----- Material shown -----

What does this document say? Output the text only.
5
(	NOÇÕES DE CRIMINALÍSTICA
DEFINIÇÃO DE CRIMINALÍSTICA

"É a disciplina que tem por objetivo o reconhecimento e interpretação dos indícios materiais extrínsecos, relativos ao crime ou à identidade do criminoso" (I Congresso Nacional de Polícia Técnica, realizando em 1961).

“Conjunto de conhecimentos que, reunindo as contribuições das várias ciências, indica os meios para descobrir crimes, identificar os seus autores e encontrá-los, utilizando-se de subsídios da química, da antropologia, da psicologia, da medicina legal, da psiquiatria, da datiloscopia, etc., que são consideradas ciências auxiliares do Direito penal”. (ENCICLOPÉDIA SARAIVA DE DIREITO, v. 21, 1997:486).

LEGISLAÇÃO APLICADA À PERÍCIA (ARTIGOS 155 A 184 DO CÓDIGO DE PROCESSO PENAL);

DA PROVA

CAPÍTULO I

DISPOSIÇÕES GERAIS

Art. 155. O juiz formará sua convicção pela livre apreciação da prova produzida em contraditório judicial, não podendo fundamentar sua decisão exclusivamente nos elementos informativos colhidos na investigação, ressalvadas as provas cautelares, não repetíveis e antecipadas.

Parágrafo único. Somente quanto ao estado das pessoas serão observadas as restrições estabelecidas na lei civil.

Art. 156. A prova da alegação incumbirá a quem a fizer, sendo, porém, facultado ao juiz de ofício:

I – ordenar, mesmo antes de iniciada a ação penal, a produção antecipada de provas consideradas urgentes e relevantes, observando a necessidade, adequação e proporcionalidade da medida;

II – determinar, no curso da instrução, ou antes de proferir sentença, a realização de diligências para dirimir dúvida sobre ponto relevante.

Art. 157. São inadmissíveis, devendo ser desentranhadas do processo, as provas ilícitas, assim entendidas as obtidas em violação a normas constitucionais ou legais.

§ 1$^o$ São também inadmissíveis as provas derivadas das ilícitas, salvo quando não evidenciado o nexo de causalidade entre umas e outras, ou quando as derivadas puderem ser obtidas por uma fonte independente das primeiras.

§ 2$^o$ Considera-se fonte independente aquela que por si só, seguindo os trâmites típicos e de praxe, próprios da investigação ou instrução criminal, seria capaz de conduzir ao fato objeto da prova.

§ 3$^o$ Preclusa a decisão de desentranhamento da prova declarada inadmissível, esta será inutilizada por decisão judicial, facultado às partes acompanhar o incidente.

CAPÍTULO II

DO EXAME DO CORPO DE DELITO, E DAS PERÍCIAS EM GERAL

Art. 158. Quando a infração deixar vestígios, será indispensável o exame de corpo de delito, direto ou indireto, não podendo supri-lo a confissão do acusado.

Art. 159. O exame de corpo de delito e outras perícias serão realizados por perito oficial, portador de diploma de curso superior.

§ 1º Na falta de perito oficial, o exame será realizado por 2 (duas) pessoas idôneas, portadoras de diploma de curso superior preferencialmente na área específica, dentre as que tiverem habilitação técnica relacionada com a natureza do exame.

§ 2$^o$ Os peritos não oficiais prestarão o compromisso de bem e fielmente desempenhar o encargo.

-----

What is required:
In the listing above, count each line that holds the string "obtidas". Give the number only.

Final answer:
2